[Box annotation data]
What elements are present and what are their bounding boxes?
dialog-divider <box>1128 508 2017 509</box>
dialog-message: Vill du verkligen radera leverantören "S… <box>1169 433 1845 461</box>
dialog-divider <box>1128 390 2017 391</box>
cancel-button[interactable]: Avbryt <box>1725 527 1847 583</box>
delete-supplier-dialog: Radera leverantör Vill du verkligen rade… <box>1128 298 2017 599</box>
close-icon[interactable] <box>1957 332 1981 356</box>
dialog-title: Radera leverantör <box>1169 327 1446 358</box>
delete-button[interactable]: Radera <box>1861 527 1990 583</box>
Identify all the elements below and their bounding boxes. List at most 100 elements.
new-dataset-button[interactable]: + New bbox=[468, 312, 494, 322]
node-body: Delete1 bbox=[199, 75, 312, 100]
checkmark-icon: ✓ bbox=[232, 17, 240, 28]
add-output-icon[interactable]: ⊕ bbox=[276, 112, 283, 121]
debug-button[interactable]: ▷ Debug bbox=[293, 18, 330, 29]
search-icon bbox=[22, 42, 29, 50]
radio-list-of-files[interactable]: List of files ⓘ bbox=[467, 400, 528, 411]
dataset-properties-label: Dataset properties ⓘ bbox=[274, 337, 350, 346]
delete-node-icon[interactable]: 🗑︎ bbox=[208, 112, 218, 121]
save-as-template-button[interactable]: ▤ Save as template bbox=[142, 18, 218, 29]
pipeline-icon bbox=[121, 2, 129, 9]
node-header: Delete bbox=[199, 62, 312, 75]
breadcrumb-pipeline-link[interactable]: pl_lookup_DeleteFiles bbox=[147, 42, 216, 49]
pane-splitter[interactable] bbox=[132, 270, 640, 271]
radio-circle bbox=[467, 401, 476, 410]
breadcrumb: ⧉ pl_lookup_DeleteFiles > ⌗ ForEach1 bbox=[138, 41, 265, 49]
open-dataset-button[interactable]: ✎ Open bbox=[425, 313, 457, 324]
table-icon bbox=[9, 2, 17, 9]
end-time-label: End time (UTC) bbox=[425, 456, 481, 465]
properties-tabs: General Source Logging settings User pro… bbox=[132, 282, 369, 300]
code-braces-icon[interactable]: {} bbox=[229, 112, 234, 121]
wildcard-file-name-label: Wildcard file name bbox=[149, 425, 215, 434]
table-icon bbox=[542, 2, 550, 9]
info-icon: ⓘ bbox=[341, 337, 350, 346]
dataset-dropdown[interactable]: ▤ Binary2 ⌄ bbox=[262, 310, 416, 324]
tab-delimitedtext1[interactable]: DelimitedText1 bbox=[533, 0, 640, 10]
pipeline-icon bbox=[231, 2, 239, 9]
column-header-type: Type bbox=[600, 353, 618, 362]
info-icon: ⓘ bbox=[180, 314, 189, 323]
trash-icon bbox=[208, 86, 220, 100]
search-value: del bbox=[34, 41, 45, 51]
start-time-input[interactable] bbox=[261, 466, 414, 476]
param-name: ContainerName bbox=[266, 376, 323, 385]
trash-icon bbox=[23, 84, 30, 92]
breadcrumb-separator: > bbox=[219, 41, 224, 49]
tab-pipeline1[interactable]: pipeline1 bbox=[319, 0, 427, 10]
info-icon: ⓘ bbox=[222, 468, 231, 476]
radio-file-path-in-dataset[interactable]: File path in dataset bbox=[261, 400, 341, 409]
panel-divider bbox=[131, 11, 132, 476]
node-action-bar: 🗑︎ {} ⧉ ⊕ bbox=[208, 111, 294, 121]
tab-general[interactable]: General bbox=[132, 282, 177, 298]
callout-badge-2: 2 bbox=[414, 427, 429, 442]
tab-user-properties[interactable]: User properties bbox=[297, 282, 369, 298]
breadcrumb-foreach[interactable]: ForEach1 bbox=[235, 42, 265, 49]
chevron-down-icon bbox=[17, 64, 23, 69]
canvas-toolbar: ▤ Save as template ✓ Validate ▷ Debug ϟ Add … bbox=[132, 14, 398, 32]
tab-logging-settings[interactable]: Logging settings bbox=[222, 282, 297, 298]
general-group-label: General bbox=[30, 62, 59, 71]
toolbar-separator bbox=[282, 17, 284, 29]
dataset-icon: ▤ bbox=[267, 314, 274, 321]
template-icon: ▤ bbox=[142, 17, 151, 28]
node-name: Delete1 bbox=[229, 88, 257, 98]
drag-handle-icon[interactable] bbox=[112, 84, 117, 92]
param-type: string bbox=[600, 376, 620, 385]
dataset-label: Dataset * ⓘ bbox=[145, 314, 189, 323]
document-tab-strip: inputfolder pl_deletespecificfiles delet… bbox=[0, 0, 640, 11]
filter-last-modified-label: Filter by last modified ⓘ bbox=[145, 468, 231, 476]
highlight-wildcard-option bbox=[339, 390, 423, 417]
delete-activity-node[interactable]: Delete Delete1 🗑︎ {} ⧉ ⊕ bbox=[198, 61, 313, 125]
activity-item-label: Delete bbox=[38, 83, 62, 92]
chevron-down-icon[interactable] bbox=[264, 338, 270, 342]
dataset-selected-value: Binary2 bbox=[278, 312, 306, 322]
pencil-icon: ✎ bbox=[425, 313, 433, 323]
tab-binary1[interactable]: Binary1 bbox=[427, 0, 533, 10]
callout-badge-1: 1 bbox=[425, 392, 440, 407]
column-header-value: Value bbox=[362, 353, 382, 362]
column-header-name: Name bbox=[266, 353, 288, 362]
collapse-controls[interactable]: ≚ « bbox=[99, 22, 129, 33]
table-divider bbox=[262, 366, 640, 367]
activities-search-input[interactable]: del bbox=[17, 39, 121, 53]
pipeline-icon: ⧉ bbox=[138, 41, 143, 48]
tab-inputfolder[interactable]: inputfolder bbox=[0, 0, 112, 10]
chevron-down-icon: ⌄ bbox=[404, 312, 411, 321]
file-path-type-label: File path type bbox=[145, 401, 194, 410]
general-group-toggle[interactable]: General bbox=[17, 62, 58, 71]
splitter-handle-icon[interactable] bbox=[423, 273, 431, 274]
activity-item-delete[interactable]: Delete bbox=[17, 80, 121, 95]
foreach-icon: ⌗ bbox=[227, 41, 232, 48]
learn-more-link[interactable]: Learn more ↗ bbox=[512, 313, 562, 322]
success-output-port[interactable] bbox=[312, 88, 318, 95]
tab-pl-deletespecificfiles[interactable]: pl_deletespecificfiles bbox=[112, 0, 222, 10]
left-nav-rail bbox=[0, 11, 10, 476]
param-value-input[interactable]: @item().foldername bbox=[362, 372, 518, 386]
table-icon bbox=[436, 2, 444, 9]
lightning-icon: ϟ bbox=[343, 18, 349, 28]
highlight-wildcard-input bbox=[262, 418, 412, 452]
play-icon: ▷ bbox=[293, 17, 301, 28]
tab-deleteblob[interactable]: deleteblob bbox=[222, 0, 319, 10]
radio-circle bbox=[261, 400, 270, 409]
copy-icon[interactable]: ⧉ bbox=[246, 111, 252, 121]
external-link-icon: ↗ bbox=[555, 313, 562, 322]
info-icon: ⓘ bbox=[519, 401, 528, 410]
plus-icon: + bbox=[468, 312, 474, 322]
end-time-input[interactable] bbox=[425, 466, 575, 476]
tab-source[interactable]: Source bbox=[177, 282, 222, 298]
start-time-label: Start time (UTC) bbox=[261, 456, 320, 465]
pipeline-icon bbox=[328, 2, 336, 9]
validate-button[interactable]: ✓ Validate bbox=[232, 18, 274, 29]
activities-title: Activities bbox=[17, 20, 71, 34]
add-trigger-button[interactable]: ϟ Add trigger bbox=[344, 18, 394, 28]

▶ WHAT YOU HAVE TO DO: Please edit the entries from their start through the line containing "delete-supplier-dialog: Radera leverantör", replacing "dialog-divider" with "separator-line" everywhere in that span. Give back only those lines, otherwise unchanged.

▶ TASK RESPONSE:
What elements are present and what are their bounding boxes?
separator-line <box>1128 508 2017 509</box>
dialog-message: Vill du verkligen radera leverantören "S… <box>1169 433 1845 461</box>
separator-line <box>1128 390 2017 391</box>
cancel-button[interactable]: Avbryt <box>1725 527 1847 583</box>
delete-supplier-dialog: Radera leverantör Vill du verkligen rade… <box>1128 298 2017 599</box>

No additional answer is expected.